— start Extracted records —
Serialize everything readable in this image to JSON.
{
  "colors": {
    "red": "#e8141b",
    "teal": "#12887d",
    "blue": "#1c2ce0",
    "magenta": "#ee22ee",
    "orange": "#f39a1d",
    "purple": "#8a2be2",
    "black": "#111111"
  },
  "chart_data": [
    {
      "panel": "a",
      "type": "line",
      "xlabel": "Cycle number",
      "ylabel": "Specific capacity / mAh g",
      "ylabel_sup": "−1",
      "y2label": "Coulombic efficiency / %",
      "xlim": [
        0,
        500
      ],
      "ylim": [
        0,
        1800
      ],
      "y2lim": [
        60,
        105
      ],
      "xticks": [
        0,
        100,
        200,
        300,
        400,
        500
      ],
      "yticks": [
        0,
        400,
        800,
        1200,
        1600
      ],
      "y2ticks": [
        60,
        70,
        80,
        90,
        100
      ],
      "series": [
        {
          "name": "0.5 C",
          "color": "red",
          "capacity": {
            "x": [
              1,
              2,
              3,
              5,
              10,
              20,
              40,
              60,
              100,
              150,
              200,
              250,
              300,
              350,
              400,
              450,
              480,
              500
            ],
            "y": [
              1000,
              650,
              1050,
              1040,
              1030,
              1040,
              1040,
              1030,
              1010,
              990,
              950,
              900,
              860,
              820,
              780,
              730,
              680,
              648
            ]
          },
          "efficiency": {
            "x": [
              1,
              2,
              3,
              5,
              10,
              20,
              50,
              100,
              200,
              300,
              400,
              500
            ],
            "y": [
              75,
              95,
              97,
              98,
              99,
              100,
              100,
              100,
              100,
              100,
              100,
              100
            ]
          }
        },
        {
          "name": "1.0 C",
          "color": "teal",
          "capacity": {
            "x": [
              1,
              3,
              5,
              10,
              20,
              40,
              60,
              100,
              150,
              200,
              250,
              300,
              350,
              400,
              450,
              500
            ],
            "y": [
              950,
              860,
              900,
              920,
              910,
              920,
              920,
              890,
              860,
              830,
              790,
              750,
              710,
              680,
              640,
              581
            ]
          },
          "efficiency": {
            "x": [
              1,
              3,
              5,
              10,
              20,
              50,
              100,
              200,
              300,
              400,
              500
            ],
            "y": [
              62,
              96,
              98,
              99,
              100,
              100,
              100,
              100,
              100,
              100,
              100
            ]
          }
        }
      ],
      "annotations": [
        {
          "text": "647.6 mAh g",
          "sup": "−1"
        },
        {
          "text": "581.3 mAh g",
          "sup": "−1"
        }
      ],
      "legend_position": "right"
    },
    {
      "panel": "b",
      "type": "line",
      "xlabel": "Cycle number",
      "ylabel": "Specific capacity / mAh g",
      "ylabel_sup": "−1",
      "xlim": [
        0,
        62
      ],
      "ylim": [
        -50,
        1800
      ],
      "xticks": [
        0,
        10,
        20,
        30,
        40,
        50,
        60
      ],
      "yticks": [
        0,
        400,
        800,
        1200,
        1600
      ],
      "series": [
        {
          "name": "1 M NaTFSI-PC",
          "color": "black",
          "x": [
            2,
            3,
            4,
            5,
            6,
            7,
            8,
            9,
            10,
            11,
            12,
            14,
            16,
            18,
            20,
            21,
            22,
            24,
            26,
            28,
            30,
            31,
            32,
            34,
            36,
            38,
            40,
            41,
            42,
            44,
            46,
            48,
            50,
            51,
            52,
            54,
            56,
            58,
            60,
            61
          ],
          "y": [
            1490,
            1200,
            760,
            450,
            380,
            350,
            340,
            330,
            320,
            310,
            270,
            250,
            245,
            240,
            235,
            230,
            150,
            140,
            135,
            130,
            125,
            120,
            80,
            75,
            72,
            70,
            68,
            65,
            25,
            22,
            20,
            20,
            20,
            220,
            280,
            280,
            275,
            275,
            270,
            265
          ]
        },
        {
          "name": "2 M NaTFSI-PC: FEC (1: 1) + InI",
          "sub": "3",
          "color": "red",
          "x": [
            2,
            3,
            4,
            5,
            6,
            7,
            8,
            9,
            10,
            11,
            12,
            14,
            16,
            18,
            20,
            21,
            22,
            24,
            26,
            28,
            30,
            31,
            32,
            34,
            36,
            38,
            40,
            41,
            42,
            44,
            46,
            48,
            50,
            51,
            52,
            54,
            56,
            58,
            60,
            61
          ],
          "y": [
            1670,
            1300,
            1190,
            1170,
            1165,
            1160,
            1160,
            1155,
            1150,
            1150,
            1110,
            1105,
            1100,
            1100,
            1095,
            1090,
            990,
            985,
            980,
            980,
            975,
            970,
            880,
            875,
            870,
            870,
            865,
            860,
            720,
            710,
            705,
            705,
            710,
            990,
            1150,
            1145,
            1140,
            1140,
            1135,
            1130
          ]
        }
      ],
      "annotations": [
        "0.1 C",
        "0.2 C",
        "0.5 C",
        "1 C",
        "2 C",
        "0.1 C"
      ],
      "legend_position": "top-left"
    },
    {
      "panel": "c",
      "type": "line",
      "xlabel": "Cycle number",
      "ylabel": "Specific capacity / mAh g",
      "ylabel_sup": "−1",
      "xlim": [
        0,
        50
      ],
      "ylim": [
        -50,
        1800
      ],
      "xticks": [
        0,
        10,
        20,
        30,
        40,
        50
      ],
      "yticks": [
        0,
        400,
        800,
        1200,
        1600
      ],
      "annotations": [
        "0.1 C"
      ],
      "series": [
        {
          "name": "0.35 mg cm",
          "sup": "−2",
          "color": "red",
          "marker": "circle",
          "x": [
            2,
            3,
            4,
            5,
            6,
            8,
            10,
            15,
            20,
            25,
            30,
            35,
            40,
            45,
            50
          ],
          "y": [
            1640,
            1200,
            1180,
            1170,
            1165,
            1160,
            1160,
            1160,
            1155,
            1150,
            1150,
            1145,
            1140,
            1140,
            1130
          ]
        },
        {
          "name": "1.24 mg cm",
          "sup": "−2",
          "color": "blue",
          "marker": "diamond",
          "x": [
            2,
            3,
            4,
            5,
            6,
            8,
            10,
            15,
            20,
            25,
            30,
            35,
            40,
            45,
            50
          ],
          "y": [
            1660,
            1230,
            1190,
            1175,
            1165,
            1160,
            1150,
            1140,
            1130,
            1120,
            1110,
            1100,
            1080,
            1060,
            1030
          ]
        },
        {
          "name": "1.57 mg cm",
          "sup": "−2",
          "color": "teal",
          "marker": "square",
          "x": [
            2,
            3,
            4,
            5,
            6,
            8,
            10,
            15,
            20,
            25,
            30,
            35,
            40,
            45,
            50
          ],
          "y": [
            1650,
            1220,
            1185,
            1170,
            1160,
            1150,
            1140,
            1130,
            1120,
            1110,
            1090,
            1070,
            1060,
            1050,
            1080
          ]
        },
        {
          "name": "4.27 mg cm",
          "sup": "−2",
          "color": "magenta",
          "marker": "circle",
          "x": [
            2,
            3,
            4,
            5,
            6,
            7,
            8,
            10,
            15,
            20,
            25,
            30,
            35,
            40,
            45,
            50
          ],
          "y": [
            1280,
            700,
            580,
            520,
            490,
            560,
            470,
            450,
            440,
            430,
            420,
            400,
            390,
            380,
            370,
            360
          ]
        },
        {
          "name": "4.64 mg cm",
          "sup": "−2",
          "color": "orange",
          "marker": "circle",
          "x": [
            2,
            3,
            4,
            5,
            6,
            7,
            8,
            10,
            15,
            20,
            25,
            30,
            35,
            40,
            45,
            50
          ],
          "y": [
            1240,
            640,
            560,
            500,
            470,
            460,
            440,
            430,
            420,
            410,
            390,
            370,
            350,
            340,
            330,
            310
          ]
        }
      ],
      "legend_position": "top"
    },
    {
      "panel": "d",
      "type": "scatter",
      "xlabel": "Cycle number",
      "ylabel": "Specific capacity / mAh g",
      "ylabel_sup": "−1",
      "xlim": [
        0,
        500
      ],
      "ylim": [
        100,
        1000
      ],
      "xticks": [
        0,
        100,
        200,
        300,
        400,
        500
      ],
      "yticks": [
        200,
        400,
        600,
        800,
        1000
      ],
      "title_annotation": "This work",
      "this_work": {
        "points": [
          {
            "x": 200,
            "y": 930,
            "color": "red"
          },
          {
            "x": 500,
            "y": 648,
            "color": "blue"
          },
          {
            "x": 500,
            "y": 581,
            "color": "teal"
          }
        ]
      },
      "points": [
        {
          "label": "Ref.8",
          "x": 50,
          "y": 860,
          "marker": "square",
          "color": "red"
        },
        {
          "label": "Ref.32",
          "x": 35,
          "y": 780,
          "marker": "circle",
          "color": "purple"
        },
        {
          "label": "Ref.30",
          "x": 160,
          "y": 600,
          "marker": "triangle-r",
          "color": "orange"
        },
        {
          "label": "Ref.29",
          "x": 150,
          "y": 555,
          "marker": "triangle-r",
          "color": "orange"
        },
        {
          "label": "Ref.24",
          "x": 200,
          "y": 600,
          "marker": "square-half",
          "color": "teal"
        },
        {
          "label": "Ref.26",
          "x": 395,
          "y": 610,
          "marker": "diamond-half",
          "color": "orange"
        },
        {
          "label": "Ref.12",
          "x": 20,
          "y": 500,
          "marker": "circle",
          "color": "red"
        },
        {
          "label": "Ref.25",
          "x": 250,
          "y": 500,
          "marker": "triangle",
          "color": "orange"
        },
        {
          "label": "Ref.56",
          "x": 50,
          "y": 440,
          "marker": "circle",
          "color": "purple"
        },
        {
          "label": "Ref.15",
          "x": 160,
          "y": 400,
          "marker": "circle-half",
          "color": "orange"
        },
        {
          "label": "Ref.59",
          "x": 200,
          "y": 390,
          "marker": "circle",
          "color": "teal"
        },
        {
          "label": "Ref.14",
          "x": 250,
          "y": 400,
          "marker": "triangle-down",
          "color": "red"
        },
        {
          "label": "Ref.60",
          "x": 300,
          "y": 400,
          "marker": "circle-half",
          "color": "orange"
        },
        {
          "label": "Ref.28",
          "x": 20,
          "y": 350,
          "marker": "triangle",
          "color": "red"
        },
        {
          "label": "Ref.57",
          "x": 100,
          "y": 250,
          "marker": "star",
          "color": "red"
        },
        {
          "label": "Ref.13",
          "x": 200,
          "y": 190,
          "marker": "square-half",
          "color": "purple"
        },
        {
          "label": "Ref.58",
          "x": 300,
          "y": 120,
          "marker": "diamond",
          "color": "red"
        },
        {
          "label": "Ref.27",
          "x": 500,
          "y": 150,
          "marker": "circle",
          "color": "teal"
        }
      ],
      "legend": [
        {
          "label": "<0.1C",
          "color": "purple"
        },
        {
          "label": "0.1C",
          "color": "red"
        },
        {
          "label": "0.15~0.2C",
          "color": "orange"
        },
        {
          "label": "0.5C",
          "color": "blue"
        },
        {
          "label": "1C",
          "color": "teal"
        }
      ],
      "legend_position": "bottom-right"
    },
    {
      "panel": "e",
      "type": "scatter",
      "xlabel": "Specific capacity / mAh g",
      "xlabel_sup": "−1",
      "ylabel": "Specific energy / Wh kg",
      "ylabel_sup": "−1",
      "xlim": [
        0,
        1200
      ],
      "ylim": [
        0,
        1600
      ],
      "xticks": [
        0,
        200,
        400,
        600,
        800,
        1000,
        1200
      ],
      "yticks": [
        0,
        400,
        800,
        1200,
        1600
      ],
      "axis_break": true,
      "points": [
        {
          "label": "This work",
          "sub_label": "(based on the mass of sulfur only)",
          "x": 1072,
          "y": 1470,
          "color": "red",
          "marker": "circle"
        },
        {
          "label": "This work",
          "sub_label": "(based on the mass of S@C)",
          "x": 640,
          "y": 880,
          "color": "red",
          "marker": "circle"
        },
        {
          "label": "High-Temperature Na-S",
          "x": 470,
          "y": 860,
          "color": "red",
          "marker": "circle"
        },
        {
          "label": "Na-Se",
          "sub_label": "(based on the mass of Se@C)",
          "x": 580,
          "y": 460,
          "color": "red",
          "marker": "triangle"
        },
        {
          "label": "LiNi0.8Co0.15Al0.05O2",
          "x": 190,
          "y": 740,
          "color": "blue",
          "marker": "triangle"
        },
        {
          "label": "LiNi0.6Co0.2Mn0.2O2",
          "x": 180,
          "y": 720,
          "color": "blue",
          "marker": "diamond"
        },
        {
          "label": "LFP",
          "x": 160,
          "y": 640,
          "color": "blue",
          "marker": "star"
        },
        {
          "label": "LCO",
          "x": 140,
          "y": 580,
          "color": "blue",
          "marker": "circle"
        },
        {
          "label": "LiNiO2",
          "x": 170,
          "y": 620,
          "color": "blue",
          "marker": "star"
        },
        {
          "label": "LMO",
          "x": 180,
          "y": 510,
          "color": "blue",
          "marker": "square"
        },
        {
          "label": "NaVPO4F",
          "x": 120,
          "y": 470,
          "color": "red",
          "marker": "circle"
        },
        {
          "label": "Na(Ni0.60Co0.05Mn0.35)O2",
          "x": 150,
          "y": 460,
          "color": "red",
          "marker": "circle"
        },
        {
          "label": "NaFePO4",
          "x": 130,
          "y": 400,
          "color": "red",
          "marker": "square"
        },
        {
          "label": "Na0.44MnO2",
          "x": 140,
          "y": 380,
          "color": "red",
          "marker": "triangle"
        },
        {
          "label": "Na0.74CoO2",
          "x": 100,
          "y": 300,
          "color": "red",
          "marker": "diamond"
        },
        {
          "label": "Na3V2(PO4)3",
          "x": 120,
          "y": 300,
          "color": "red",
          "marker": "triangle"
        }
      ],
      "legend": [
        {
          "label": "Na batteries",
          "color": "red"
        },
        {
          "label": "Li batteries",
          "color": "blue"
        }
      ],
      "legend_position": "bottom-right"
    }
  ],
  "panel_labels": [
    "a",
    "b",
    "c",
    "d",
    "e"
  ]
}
— end Extracted records —
→ Your objective:
List all lines where "name" occurs.

→ Exercise result:
          "name": "0.5 C",
          "name": "1.0 C",
          "name": "1 M NaTFSI-PC",
          "name": "2 M NaTFSI-PC: FEC (1: 1) + InI",
          "name": "0.35 mg cm",
          "name": "1.24 mg cm",
          "name": "1.57 mg cm",
          "name": "4.27 mg cm",
          "name": "4.64 mg cm",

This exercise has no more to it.